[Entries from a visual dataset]

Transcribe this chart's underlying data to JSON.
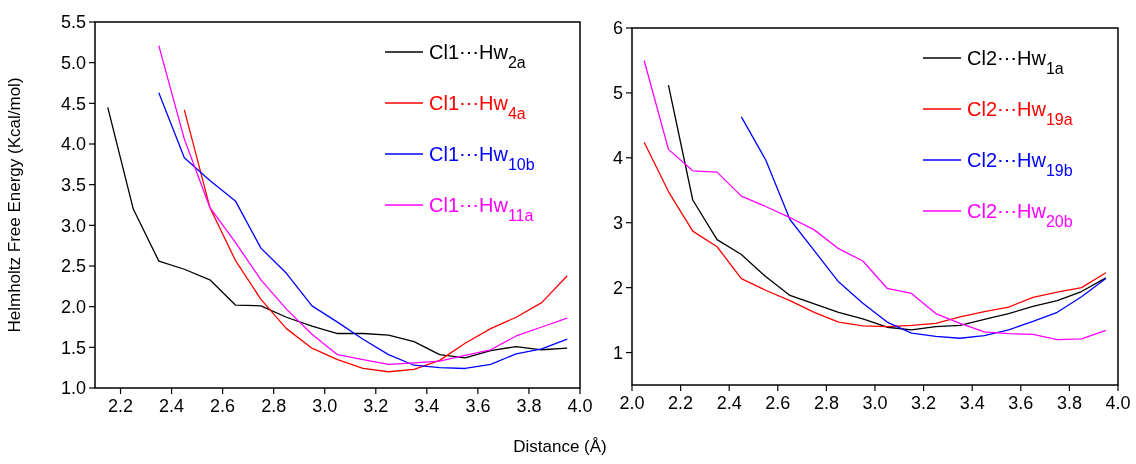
{
  "chart_data": [
    {
      "type": "line",
      "xlabel": "Distance (Å)",
      "ylabel": "Helmholtz Free Energy (Kcal/mol)",
      "xlim": [
        2.1,
        4.0
      ],
      "ylim": [
        1.0,
        5.5
      ],
      "xticks": [
        2.2,
        2.4,
        2.6,
        2.8,
        {
          "value": 3,
          "label": "3.0"
        },
        3.2,
        3.4,
        3.6,
        3.8,
        {
          "value": 4,
          "label": "4.0"
        }
      ],
      "yticks": [
        {
          "value": 1,
          "label": "1.0"
        },
        1.5,
        {
          "value": 2,
          "label": "2.0"
        },
        2.5,
        {
          "value": 3,
          "label": "3.0"
        },
        3.5,
        {
          "value": 4,
          "label": "4.0"
        },
        4.5,
        {
          "value": 5,
          "label": "5.0"
        },
        5.5
      ],
      "legend": "top right",
      "grid": false,
      "line_style": "solid",
      "series": [
        {
          "name": "Cl1⋯Hw$_{2a}$",
          "color": "#000000",
          "x": [
            2.15,
            2.25,
            2.35,
            2.45,
            2.55,
            2.65,
            2.75,
            2.85,
            2.95,
            3.05,
            3.15,
            3.25,
            3.35,
            3.45,
            3.55,
            3.65,
            3.75,
            3.85,
            3.95
          ],
          "values": [
            4.45,
            3.2,
            2.56,
            2.46,
            2.33,
            2.02,
            2.01,
            1.87,
            1.76,
            1.67,
            1.67,
            1.65,
            1.57,
            1.41,
            1.37,
            1.46,
            1.51,
            1.47,
            1.49
          ]
        },
        {
          "name": "Cl1⋯Hw$_{4a}$",
          "color": "#ff0000",
          "x": [
            2.45,
            2.55,
            2.65,
            2.75,
            2.85,
            2.95,
            3.05,
            3.15,
            3.25,
            3.35,
            3.45,
            3.55,
            3.65,
            3.75,
            3.85,
            3.95
          ],
          "values": [
            4.42,
            3.22,
            2.57,
            2.09,
            1.73,
            1.49,
            1.35,
            1.24,
            1.2,
            1.23,
            1.34,
            1.55,
            1.73,
            1.87,
            2.05,
            2.38
          ]
        },
        {
          "name": "Cl1⋯Hw$_{10b}$",
          "color": "#0000ff",
          "x": [
            2.35,
            2.45,
            2.55,
            2.65,
            2.75,
            2.85,
            2.95,
            3.05,
            3.15,
            3.25,
            3.35,
            3.45,
            3.55,
            3.65,
            3.75,
            3.85,
            3.95
          ],
          "values": [
            4.63,
            3.83,
            3.55,
            3.3,
            2.72,
            2.41,
            2.01,
            1.81,
            1.6,
            1.41,
            1.28,
            1.25,
            1.24,
            1.29,
            1.42,
            1.48,
            1.6
          ]
        },
        {
          "name": "Cl1⋯Hw$_{11a}$",
          "color": "#ff00ff",
          "x": [
            2.35,
            2.45,
            2.55,
            2.65,
            2.75,
            2.85,
            2.95,
            3.05,
            3.15,
            3.25,
            3.35,
            3.45,
            3.55,
            3.65,
            3.75,
            3.85,
            3.95
          ],
          "values": [
            5.21,
            4.06,
            3.22,
            2.79,
            2.33,
            1.97,
            1.66,
            1.41,
            1.35,
            1.29,
            1.31,
            1.33,
            1.4,
            1.47,
            1.64,
            1.75,
            1.86
          ]
        }
      ]
    },
    {
      "type": "line",
      "xlim": [
        2.0,
        4.0
      ],
      "ylim": [
        0.5,
        6
      ],
      "xticks": [
        {
          "value": 2,
          "label": "2.0"
        },
        2.2,
        2.4,
        2.6,
        2.8,
        {
          "value": 3,
          "label": "3.0"
        },
        3.2,
        3.4,
        3.6,
        3.8,
        {
          "value": 4,
          "label": "4.0"
        }
      ],
      "yticks": [
        1,
        2,
        3,
        4,
        5,
        6
      ],
      "legend": "top right",
      "grid": false,
      "line_style": "solid",
      "series": [
        {
          "name": "Cl2⋯Hw$_{1a}$",
          "color": "#000000",
          "x": [
            2.15,
            2.25,
            2.35,
            2.45,
            2.55,
            2.65,
            2.75,
            2.85,
            2.95,
            3.05,
            3.15,
            3.25,
            3.35,
            3.45,
            3.55,
            3.65,
            3.75,
            3.85,
            3.95
          ],
          "values": [
            5.12,
            3.35,
            2.74,
            2.51,
            2.17,
            1.88,
            1.75,
            1.62,
            1.52,
            1.39,
            1.35,
            1.4,
            1.42,
            1.51,
            1.6,
            1.71,
            1.8,
            1.94,
            2.15
          ]
        },
        {
          "name": "Cl2⋯Hw$_{19a}$",
          "color": "#ff0000",
          "x": [
            2.05,
            2.15,
            2.25,
            2.35,
            2.45,
            2.55,
            2.65,
            2.75,
            2.85,
            2.95,
            3.05,
            3.15,
            3.25,
            3.35,
            3.45,
            3.55,
            3.65,
            3.75,
            3.85,
            3.95
          ],
          "values": [
            4.24,
            3.48,
            2.87,
            2.63,
            2.14,
            1.96,
            1.8,
            1.62,
            1.47,
            1.41,
            1.4,
            1.42,
            1.45,
            1.55,
            1.63,
            1.7,
            1.85,
            1.93,
            2.0,
            2.23
          ]
        },
        {
          "name": "Cl2⋯Hw$_{19b}$",
          "color": "#0000ff",
          "x": [
            2.45,
            2.55,
            2.65,
            2.75,
            2.85,
            2.95,
            3.05,
            3.15,
            3.25,
            3.35,
            3.45,
            3.55,
            3.65,
            3.75,
            3.85,
            3.95
          ],
          "values": [
            4.63,
            3.97,
            3.05,
            2.57,
            2.09,
            1.76,
            1.47,
            1.3,
            1.25,
            1.22,
            1.26,
            1.35,
            1.48,
            1.62,
            1.86,
            2.14
          ]
        },
        {
          "name": "Cl2⋯Hw$_{20b}$",
          "color": "#ff00ff",
          "x": [
            2.05,
            2.15,
            2.25,
            2.35,
            2.45,
            2.55,
            2.65,
            2.75,
            2.85,
            2.95,
            3.05,
            3.15,
            3.25,
            3.35,
            3.45,
            3.55,
            3.65,
            3.75,
            3.85,
            3.95
          ],
          "values": [
            5.5,
            4.13,
            3.8,
            3.78,
            3.41,
            3.25,
            3.08,
            2.89,
            2.6,
            2.41,
            1.99,
            1.91,
            1.6,
            1.45,
            1.32,
            1.29,
            1.28,
            1.2,
            1.21,
            1.34
          ]
        }
      ]
    }
  ]
}
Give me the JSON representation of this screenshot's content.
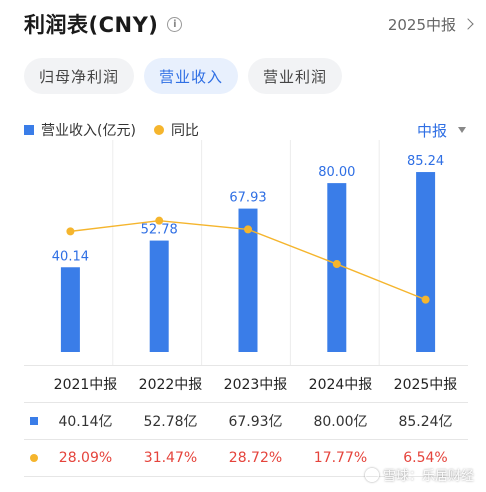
{
  "header": {
    "title": "利润表(CNY)",
    "info_icon": "info-icon",
    "period_link": "2025中报"
  },
  "tabs": [
    {
      "label": "归母净利润",
      "active": false
    },
    {
      "label": "营业收入",
      "active": true
    },
    {
      "label": "营业利润",
      "active": false
    }
  ],
  "legend": {
    "bar_label": "营业收入(亿元)",
    "line_label": "同比",
    "period_select": "中报"
  },
  "colors": {
    "bar": "#3a7de8",
    "line": "#f5b52d",
    "accent": "#2f6fe4",
    "negative_text": "#e5443c"
  },
  "chart_data": {
    "type": "bar",
    "categories": [
      "2021中报",
      "2022中报",
      "2023中报",
      "2024中报",
      "2025中报"
    ],
    "series": [
      {
        "name": "营业收入(亿元)",
        "type": "bar",
        "values": [
          40.14,
          52.78,
          67.93,
          80.0,
          85.24
        ],
        "labels": [
          "40.14",
          "52.78",
          "67.93",
          "80.00",
          "85.24"
        ]
      },
      {
        "name": "同比",
        "type": "line",
        "values": [
          28.09,
          31.47,
          28.72,
          17.77,
          6.54
        ]
      }
    ],
    "ylim": [
      0,
      90
    ],
    "line_ylim": [
      -10,
      50
    ],
    "legend_position": "top-left",
    "grid": false
  },
  "table": {
    "headers": [
      "2021中报",
      "2022中报",
      "2023中报",
      "2024中报",
      "2025中报"
    ],
    "revenue_row": [
      "40.14亿",
      "52.78亿",
      "67.93亿",
      "80.00亿",
      "85.24亿"
    ],
    "yoy_row": [
      "28.09%",
      "31.47%",
      "28.72%",
      "17.77%",
      "6.54%"
    ]
  },
  "watermark": "雪球：乐居财经"
}
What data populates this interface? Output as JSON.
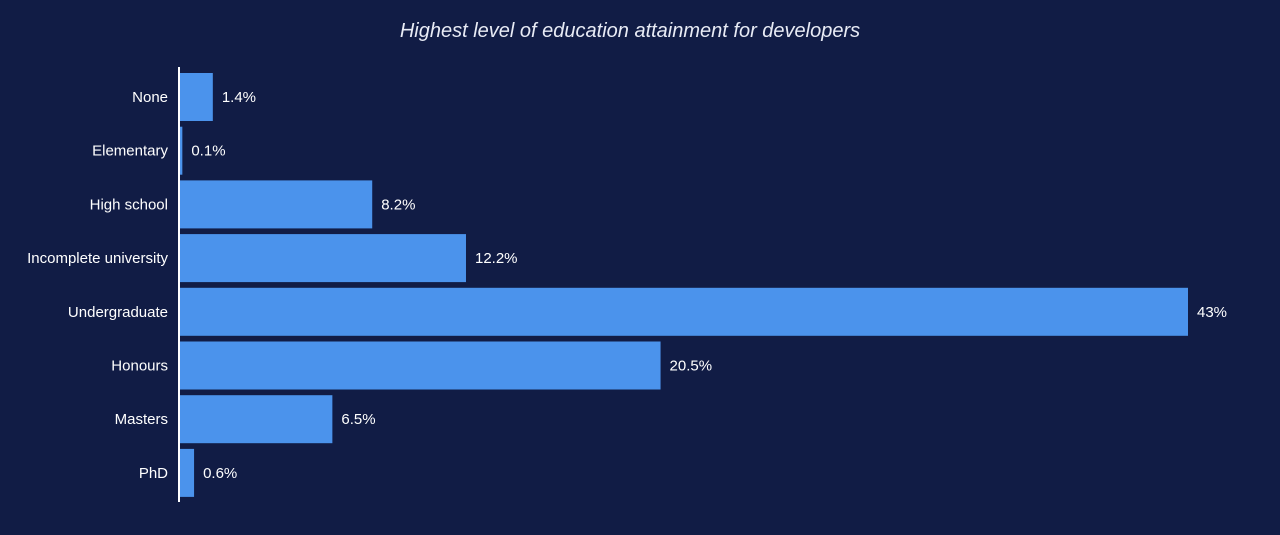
{
  "chart_data": {
    "type": "bar",
    "orientation": "horizontal",
    "title": "Highest level of education attainment for developers",
    "categories": [
      "None",
      "Elementary",
      "High school",
      "Incomplete university",
      "Undergraduate",
      "Honours",
      "Masters",
      "PhD"
    ],
    "values": [
      1.4,
      0.1,
      8.2,
      12.2,
      43,
      20.5,
      6.5,
      0.6
    ],
    "data_labels": [
      "1.4%",
      "0.1%",
      "8.2%",
      "12.2%",
      "43%",
      "20.5%",
      "6.5%",
      "0.6%"
    ],
    "xlabel": "",
    "ylabel": "",
    "xlim": [
      0,
      43
    ],
    "grid": false,
    "legend": "none"
  },
  "colors": {
    "background": "#111c45",
    "bar": "#4b93ec",
    "axis": "#ffffff",
    "text": "#ffffff"
  }
}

** Goal of the exercise **
Output exactly the lines from the one containing "What data populates" through the last line of the records above, both included, leaving out any pictures.

** Worked answer **
What data populates this interface? Output as JSON.
{
  "chart_data": {
    "type": "bar",
    "orientation": "horizontal",
    "title": "Highest level of education attainment for developers",
    "categories": [
      "None",
      "Elementary",
      "High school",
      "Incomplete university",
      "Undergraduate",
      "Honours",
      "Masters",
      "PhD"
    ],
    "values": [
      1.4,
      0.1,
      8.2,
      12.2,
      43,
      20.5,
      6.5,
      0.6
    ],
    "data_labels": [
      "1.4%",
      "0.1%",
      "8.2%",
      "12.2%",
      "43%",
      "20.5%",
      "6.5%",
      "0.6%"
    ],
    "xlabel": "",
    "ylabel": "",
    "xlim": [
      0,
      43
    ],
    "grid": false,
    "legend": "none"
  },
  "colors": {
    "background": "#111c45",
    "bar": "#4b93ec",
    "axis": "#ffffff",
    "text": "#ffffff"
  }
}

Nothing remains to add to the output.